Problem => Find the string "JSON" and gather every line that holds it.

Items from a figure collection =>
= = =

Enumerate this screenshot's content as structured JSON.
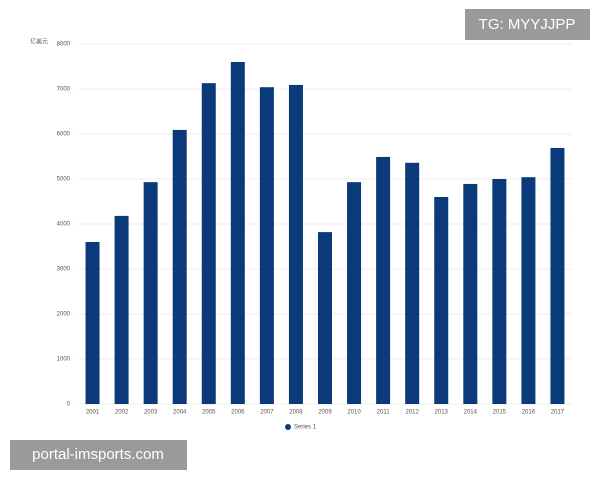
{
  "chart_data": {
    "type": "bar",
    "y_label": "亿美元",
    "categories": [
      "2001",
      "2002",
      "2003",
      "2004",
      "2005",
      "2006",
      "2007",
      "2008",
      "2009",
      "2010",
      "2011",
      "2012",
      "2013",
      "2014",
      "2015",
      "2016",
      "2017"
    ],
    "series": [
      {
        "name": "Series 1",
        "color": "#0b3a7a",
        "values": [
          3600,
          4180,
          4930,
          6090,
          7130,
          7600,
          7040,
          7090,
          3820,
          4930,
          5490,
          5360,
          4600,
          4890,
          5000,
          5040,
          5690
        ]
      }
    ],
    "ylim": [
      0,
      8000
    ],
    "yticks": [
      0,
      1000,
      2000,
      3000,
      4000,
      5000,
      6000,
      7000,
      8000
    ],
    "grid": true,
    "legend": "bottom"
  },
  "watermarks": {
    "top": "TG: MYYJJPP",
    "bottom": "portal-imsports.com"
  }
}
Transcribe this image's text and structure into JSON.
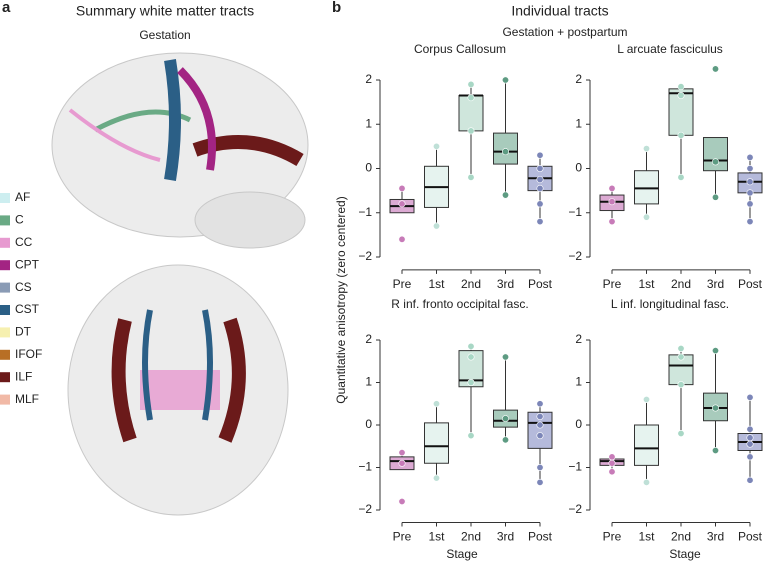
{
  "panel_a": {
    "label": "a",
    "title": "Summary white matter tracts",
    "subtitle": "Gestation",
    "legend": [
      {
        "label": "AF",
        "color": "#cdeef0"
      },
      {
        "label": "C",
        "color": "#6aaa85"
      },
      {
        "label": "CC",
        "color": "#e79ad0"
      },
      {
        "label": "CPT",
        "color": "#a32483"
      },
      {
        "label": "CS",
        "color": "#8a9bb5"
      },
      {
        "label": "CST",
        "color": "#2b5f86"
      },
      {
        "label": "DT",
        "color": "#f6f0b0"
      },
      {
        "label": "IFOF",
        "color": "#b86f25"
      },
      {
        "label": "ILF",
        "color": "#6b1a1a"
      },
      {
        "label": "MLF",
        "color": "#f1b9a6"
      }
    ]
  },
  "panel_b": {
    "label": "b",
    "title": "Individual tracts",
    "subtitle": "Gestation + postpartum",
    "y_label": "Quantitative anisotropy (zero centered)",
    "x_label": "Stage"
  },
  "chart_data": [
    {
      "type": "box",
      "title": "Corpus Callosum",
      "categories": [
        "Pre",
        "1st",
        "2nd",
        "3rd",
        "Post"
      ],
      "colors": [
        "#dcaad3",
        "#e6f3ef",
        "#cfe6dc",
        "#a8cbbc",
        "#b5badb"
      ],
      "point_colors": [
        "#c77bb8",
        "#bfe0d7",
        "#a8d7c5",
        "#5d9b82",
        "#7c86b8"
      ],
      "ylim": [
        -2.2,
        2.3
      ],
      "yticks": [
        {
          "value": -2,
          "label": "−2"
        },
        {
          "value": -1,
          "label": "−1"
        },
        0,
        1,
        2
      ],
      "boxes": [
        {
          "whisker_low": -1.0,
          "q1": -1.0,
          "median": -0.85,
          "q3": -0.7,
          "whisker_high": -0.45,
          "points": [
            -0.45,
            -0.8,
            -1.6
          ]
        },
        {
          "whisker_low": -1.3,
          "q1": -0.88,
          "median": -0.42,
          "q3": 0.05,
          "whisker_high": 0.5,
          "points": [
            0.5,
            -1.3
          ]
        },
        {
          "whisker_low": -0.2,
          "q1": 0.85,
          "median": 1.65,
          "q3": 1.65,
          "whisker_high": 1.9,
          "points": [
            1.9,
            1.6,
            0.85,
            -0.2
          ]
        },
        {
          "whisker_low": -0.6,
          "q1": 0.1,
          "median": 0.38,
          "q3": 0.8,
          "whisker_high": 2.0,
          "points": [
            2.0,
            0.38,
            -0.6
          ]
        },
        {
          "whisker_low": -1.2,
          "q1": -0.5,
          "median": -0.22,
          "q3": 0.05,
          "whisker_high": 0.35,
          "points": [
            0.3,
            0.0,
            -0.25,
            -0.45,
            -0.8,
            -1.2
          ]
        }
      ]
    },
    {
      "type": "box",
      "title": "L arcuate fasciculus",
      "categories": [
        "Pre",
        "1st",
        "2nd",
        "3rd",
        "Post"
      ],
      "colors": [
        "#dcaad3",
        "#e6f3ef",
        "#cfe6dc",
        "#a8cbbc",
        "#b5badb"
      ],
      "point_colors": [
        "#c77bb8",
        "#bfe0d7",
        "#a8d7c5",
        "#5d9b82",
        "#7c86b8"
      ],
      "ylim": [
        -2.2,
        2.3
      ],
      "yticks": [
        {
          "value": -2,
          "label": "−2"
        },
        {
          "value": -1,
          "label": "−1"
        },
        0,
        1,
        2
      ],
      "boxes": [
        {
          "whisker_low": -1.2,
          "q1": -0.95,
          "median": -0.75,
          "q3": -0.6,
          "whisker_high": -0.45,
          "points": [
            -0.45,
            -0.75,
            -1.2
          ]
        },
        {
          "whisker_low": -1.1,
          "q1": -0.8,
          "median": -0.45,
          "q3": -0.05,
          "whisker_high": 0.45,
          "points": [
            0.45,
            -1.1
          ]
        },
        {
          "whisker_low": -0.2,
          "q1": 0.75,
          "median": 1.7,
          "q3": 1.8,
          "whisker_high": 1.85,
          "points": [
            1.85,
            1.65,
            0.75,
            -0.2
          ]
        },
        {
          "whisker_low": -0.65,
          "q1": -0.05,
          "median": 0.18,
          "q3": 0.7,
          "whisker_high": 0.7,
          "points": [
            2.25,
            0.15,
            -0.65
          ]
        },
        {
          "whisker_low": -1.2,
          "q1": -0.55,
          "median": -0.3,
          "q3": -0.1,
          "whisker_high": 0.25,
          "points": [
            0.25,
            0.0,
            -0.3,
            -0.55,
            -0.8,
            -1.2
          ]
        }
      ]
    },
    {
      "type": "box",
      "title": "R inf. fronto occipital fasc.",
      "categories": [
        "Pre",
        "1st",
        "2nd",
        "3rd",
        "Post"
      ],
      "colors": [
        "#dcaad3",
        "#e6f3ef",
        "#cfe6dc",
        "#a8cbbc",
        "#b5badb"
      ],
      "point_colors": [
        "#c77bb8",
        "#bfe0d7",
        "#a8d7c5",
        "#5d9b82",
        "#7c86b8"
      ],
      "ylim": [
        -2.2,
        2.3
      ],
      "yticks": [
        {
          "value": -2,
          "label": "−2"
        },
        {
          "value": -1,
          "label": "−1"
        },
        0,
        1,
        2
      ],
      "boxes": [
        {
          "whisker_low": -1.05,
          "q1": -1.05,
          "median": -0.85,
          "q3": -0.75,
          "whisker_high": -0.65,
          "points": [
            -0.65,
            -0.9,
            -1.8
          ]
        },
        {
          "whisker_low": -1.25,
          "q1": -0.9,
          "median": -0.5,
          "q3": 0.05,
          "whisker_high": 0.5,
          "points": [
            0.5,
            -1.25
          ]
        },
        {
          "whisker_low": -0.25,
          "q1": 0.9,
          "median": 1.05,
          "q3": 1.75,
          "whisker_high": 1.85,
          "points": [
            1.85,
            1.6,
            1.0,
            -0.25
          ]
        },
        {
          "whisker_low": -0.35,
          "q1": -0.05,
          "median": 0.1,
          "q3": 0.35,
          "whisker_high": 1.6,
          "points": [
            1.6,
            0.15,
            -0.35
          ]
        },
        {
          "whisker_low": -1.35,
          "q1": -0.55,
          "median": 0.05,
          "q3": 0.3,
          "whisker_high": 0.5,
          "points": [
            0.5,
            0.2,
            0.0,
            -0.25,
            -1.0,
            -1.35
          ]
        }
      ]
    },
    {
      "type": "box",
      "title": "L inf. longitudinal fasc.",
      "categories": [
        "Pre",
        "1st",
        "2nd",
        "3rd",
        "Post"
      ],
      "colors": [
        "#dcaad3",
        "#e6f3ef",
        "#cfe6dc",
        "#a8cbbc",
        "#b5badb"
      ],
      "point_colors": [
        "#c77bb8",
        "#bfe0d7",
        "#a8d7c5",
        "#5d9b82",
        "#7c86b8"
      ],
      "ylim": [
        -2.2,
        2.3
      ],
      "yticks": [
        {
          "value": -2,
          "label": "−2"
        },
        {
          "value": -1,
          "label": "−1"
        },
        0,
        1,
        2
      ],
      "boxes": [
        {
          "whisker_low": -1.1,
          "q1": -0.95,
          "median": -0.85,
          "q3": -0.8,
          "whisker_high": -0.75,
          "points": [
            -0.75,
            -0.9,
            -1.1
          ]
        },
        {
          "whisker_low": -1.35,
          "q1": -0.95,
          "median": -0.55,
          "q3": 0.0,
          "whisker_high": 0.6,
          "points": [
            0.6,
            -1.35
          ]
        },
        {
          "whisker_low": -0.2,
          "q1": 0.95,
          "median": 1.4,
          "q3": 1.65,
          "whisker_high": 1.8,
          "points": [
            1.8,
            1.6,
            0.95,
            -0.2
          ]
        },
        {
          "whisker_low": -0.6,
          "q1": 0.1,
          "median": 0.4,
          "q3": 0.75,
          "whisker_high": 1.75,
          "points": [
            1.75,
            0.4,
            -0.6
          ]
        },
        {
          "whisker_low": -1.3,
          "q1": -0.6,
          "median": -0.4,
          "q3": -0.2,
          "whisker_high": 0.65,
          "points": [
            0.65,
            -0.1,
            -0.3,
            -0.45,
            -0.75,
            -1.3
          ]
        }
      ]
    }
  ]
}
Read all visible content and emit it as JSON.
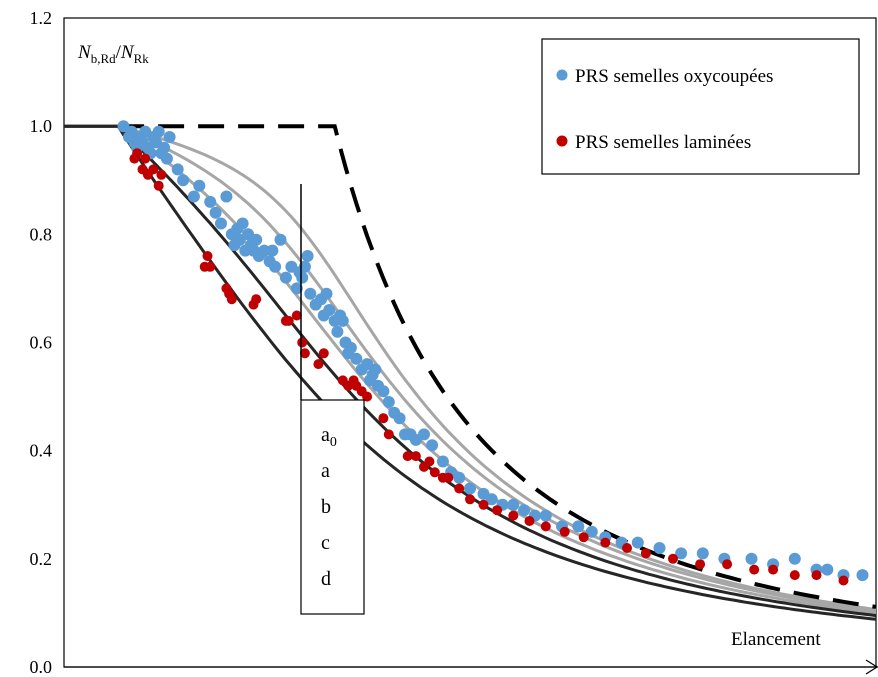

= = =

Written reply =>
Enumerate this screenshot's content as structured JSON.
Transcribe this image's text and structure into JSON.
Read all visible content and emit it as JSON.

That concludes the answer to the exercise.